%%

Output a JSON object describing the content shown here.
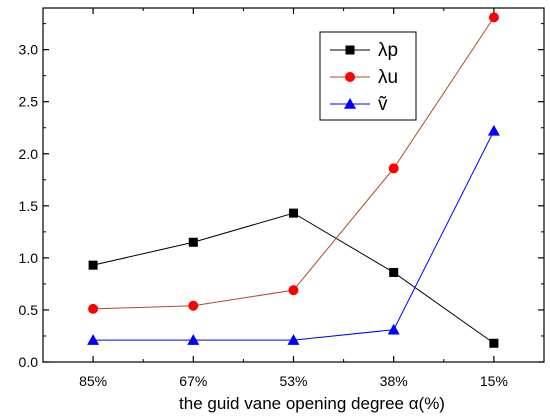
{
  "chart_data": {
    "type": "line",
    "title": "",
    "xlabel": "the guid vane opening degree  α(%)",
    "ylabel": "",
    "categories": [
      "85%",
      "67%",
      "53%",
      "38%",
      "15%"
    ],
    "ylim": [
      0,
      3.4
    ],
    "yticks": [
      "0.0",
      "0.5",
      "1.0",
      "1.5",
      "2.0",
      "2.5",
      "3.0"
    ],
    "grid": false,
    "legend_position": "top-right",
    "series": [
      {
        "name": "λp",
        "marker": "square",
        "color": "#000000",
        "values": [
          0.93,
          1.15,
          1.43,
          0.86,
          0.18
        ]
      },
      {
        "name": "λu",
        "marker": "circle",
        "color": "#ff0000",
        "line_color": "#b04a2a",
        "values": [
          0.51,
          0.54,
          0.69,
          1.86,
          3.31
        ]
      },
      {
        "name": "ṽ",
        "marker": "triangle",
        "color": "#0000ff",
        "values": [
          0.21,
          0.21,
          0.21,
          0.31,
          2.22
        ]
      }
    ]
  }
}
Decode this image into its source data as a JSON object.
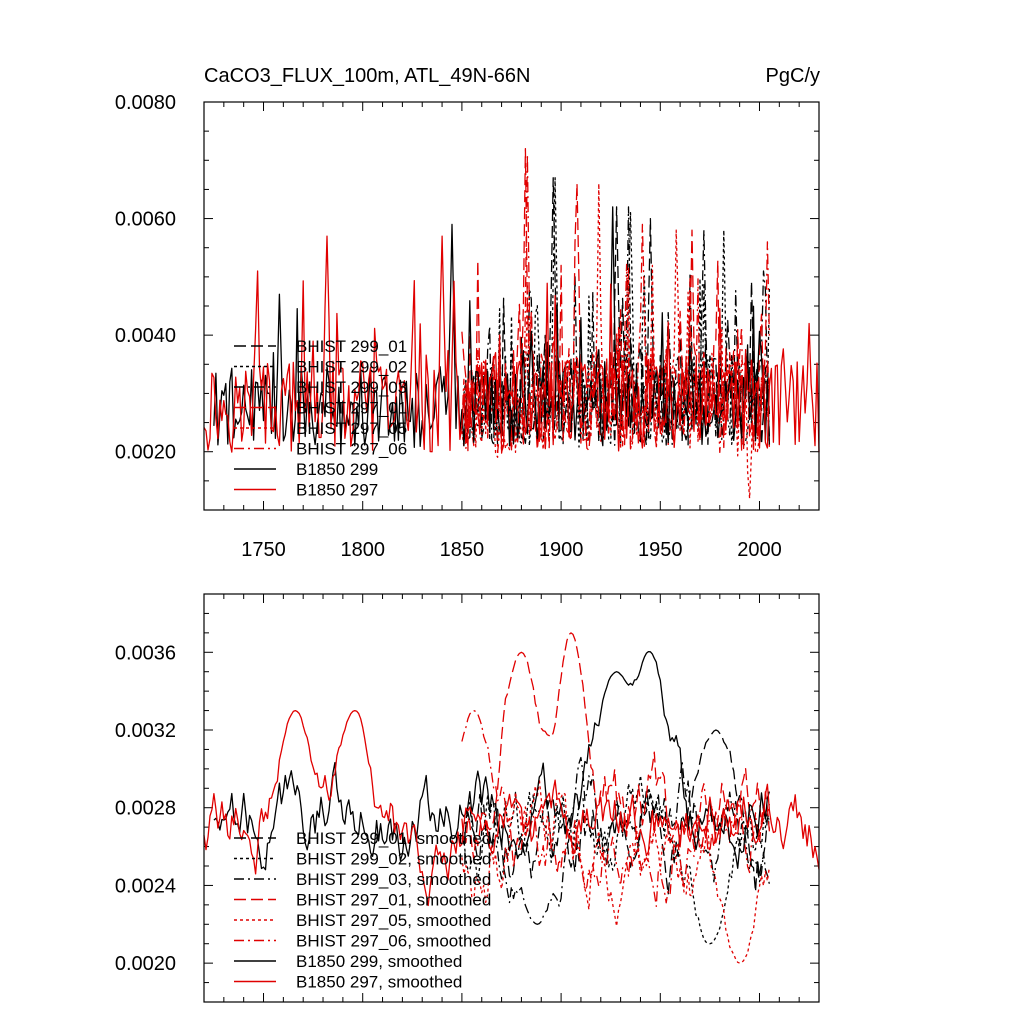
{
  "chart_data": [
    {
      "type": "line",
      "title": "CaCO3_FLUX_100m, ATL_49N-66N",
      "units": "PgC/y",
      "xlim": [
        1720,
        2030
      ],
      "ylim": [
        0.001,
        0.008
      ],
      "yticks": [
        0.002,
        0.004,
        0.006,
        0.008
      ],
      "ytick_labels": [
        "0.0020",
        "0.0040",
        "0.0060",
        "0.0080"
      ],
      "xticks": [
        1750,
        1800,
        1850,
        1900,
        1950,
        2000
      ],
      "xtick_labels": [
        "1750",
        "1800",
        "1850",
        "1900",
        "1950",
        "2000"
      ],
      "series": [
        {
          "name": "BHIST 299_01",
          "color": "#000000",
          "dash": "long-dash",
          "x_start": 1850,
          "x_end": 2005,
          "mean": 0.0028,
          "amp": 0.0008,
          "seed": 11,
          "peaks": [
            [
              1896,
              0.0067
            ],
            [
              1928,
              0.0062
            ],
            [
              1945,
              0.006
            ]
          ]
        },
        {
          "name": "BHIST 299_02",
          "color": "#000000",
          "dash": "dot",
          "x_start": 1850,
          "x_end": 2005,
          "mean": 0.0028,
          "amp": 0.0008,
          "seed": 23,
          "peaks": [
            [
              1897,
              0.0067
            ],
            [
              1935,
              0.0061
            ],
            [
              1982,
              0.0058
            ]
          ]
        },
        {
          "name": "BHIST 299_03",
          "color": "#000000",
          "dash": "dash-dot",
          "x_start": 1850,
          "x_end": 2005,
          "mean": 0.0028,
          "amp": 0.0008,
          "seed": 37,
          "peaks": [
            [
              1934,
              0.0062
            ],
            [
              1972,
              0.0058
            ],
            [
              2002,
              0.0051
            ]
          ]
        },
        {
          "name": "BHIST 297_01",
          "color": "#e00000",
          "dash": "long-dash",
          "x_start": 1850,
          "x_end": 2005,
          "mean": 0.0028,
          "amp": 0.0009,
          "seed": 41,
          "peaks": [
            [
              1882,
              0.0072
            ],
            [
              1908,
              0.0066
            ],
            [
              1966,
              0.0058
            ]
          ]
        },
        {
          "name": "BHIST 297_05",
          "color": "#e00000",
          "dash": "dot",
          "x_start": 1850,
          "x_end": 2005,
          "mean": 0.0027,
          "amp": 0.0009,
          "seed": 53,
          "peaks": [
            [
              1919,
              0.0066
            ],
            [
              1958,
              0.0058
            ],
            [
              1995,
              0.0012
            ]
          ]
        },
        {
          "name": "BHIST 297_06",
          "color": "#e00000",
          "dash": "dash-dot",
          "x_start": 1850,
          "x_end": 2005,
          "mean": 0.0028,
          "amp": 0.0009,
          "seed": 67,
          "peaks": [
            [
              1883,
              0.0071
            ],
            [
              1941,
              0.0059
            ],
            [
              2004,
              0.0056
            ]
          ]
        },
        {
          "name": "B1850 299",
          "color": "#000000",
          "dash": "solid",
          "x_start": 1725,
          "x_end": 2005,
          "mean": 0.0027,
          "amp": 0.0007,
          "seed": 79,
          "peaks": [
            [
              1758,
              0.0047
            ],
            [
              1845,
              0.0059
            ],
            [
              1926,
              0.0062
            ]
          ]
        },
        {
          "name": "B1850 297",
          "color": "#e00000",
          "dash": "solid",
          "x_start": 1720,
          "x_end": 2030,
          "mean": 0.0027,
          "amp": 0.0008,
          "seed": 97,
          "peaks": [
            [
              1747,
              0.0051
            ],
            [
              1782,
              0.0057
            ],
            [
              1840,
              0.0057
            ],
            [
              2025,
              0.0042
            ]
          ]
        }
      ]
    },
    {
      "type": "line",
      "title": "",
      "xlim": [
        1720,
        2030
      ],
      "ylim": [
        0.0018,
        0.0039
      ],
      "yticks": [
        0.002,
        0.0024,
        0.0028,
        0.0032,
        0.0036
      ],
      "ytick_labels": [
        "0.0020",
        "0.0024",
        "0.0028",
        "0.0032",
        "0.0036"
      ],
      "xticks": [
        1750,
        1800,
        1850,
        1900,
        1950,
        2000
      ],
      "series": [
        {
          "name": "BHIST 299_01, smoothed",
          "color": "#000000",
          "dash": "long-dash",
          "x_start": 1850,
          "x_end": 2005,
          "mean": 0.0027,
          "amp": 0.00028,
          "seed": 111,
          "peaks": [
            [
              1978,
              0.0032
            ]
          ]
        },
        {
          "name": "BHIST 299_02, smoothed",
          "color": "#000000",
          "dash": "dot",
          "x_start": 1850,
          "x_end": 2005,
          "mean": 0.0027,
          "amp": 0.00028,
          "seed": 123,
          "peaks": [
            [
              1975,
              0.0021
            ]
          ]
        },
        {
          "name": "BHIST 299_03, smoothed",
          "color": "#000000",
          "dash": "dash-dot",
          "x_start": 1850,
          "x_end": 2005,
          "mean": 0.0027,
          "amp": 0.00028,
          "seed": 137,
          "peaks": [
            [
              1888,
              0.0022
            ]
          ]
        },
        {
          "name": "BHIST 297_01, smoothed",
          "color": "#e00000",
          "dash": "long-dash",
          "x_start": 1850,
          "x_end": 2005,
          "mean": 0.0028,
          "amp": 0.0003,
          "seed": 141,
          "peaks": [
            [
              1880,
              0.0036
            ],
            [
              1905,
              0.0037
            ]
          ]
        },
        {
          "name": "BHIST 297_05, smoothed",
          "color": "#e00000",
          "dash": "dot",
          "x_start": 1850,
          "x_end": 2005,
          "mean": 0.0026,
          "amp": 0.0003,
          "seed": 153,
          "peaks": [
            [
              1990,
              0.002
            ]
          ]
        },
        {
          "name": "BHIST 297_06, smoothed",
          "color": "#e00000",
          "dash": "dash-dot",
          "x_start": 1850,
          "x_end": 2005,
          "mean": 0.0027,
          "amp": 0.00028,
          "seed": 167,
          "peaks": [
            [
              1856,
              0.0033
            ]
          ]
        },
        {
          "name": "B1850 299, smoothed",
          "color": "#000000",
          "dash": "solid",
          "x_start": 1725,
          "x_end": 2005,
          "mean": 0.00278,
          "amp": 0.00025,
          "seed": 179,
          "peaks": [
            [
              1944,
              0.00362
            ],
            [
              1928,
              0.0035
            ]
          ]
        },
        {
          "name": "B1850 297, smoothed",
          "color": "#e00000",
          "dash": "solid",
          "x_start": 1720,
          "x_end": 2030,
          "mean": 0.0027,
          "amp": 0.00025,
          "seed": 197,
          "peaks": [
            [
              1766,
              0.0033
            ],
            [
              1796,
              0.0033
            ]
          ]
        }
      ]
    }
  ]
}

%%
%%

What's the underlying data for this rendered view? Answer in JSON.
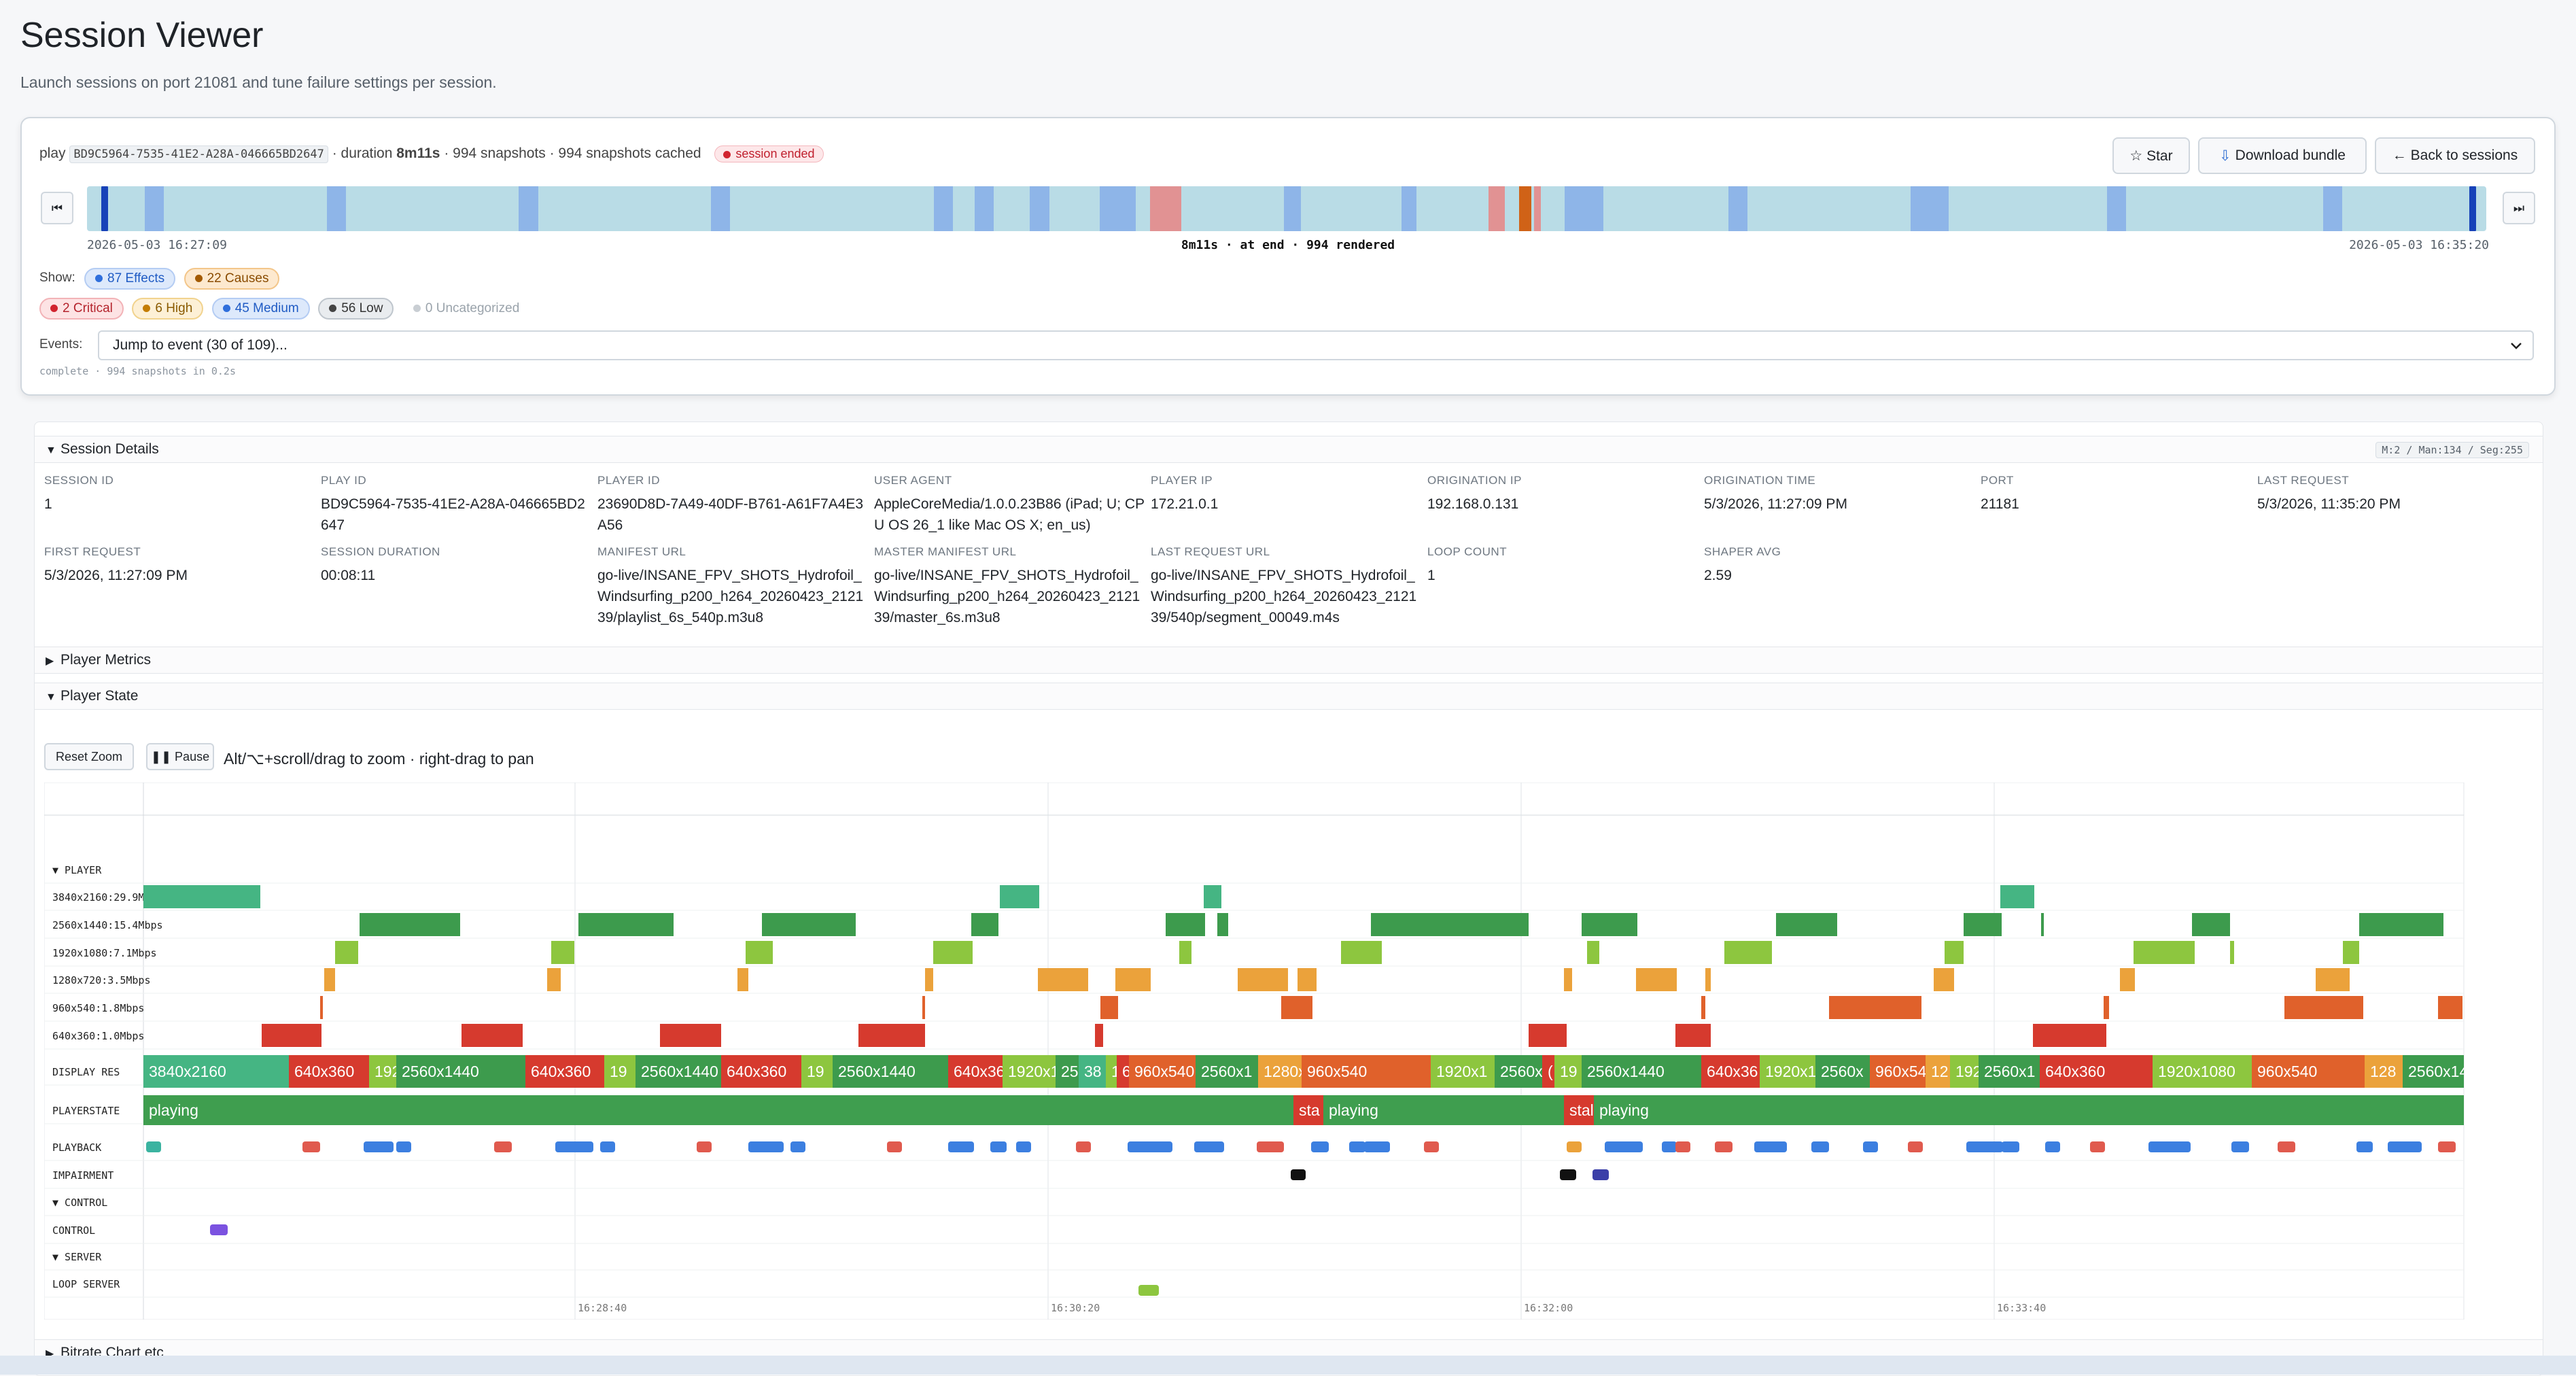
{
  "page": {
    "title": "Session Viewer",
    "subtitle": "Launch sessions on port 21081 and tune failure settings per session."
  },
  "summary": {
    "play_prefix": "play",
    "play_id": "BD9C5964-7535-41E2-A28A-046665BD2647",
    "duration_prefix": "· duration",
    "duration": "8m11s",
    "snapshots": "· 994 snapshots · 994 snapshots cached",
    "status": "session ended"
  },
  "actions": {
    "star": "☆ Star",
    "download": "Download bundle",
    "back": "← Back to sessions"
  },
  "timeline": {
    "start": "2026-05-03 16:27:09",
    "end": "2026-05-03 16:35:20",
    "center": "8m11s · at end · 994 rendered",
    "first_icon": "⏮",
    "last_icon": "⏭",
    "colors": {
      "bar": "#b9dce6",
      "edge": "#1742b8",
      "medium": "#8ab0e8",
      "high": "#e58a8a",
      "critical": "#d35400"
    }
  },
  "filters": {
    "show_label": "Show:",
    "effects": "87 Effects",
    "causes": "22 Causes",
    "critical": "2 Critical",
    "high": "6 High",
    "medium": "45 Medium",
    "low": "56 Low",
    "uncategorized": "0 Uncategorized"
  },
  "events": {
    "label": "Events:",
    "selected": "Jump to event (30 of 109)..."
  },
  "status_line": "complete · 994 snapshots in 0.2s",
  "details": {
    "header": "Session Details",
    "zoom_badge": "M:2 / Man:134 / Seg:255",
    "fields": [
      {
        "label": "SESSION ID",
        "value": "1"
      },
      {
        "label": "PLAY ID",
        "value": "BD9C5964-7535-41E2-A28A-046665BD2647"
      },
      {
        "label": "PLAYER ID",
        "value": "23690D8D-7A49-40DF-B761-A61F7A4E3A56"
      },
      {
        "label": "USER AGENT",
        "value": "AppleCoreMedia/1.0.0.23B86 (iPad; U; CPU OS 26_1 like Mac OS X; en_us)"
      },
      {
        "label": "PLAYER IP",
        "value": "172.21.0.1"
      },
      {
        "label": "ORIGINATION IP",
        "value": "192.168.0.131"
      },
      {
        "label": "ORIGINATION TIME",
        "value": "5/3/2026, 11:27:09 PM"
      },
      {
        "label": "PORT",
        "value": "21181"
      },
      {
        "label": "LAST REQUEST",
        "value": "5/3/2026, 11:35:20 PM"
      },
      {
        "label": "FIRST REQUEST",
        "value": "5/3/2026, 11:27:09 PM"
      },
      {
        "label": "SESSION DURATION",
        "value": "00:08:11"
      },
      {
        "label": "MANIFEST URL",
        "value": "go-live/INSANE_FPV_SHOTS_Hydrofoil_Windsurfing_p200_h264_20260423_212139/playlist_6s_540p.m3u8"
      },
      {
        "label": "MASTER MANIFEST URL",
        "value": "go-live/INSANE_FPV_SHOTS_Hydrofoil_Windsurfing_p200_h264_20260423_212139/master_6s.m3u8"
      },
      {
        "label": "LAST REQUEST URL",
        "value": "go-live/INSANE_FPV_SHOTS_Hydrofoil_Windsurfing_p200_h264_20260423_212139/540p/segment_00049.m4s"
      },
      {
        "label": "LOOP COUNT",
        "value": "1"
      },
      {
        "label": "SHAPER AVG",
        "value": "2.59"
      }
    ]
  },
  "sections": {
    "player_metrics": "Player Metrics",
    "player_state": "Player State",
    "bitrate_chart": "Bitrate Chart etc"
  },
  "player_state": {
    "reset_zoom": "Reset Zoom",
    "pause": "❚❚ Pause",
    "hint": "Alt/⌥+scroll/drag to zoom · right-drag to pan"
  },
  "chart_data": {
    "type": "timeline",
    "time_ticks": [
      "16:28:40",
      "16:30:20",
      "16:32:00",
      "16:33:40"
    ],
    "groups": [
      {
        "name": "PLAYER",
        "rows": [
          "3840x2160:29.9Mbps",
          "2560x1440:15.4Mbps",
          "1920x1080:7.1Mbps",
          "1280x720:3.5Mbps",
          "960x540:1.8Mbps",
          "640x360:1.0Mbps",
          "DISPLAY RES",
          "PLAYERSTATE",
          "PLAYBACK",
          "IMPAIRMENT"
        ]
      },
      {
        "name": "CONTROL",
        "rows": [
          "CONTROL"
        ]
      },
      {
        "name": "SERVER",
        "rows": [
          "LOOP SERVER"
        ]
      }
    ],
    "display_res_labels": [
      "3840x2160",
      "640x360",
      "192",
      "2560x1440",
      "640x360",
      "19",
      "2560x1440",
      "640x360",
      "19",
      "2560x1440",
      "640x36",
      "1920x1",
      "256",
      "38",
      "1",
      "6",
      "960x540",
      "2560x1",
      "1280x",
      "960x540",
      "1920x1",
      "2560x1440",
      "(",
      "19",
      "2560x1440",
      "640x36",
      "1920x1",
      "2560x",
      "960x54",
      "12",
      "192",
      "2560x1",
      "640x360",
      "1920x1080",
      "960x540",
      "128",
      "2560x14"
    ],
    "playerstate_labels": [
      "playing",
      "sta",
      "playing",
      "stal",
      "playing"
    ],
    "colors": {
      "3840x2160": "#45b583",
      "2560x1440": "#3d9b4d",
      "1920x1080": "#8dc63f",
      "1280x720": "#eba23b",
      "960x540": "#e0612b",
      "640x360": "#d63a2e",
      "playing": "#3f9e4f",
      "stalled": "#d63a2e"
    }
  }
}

%%

* Problem to work on *
Go through the records and gather the lines that hold "object".

* Task result *
Output a JSON object describing the content shown here.
Decode this image into its source data as a JSON object.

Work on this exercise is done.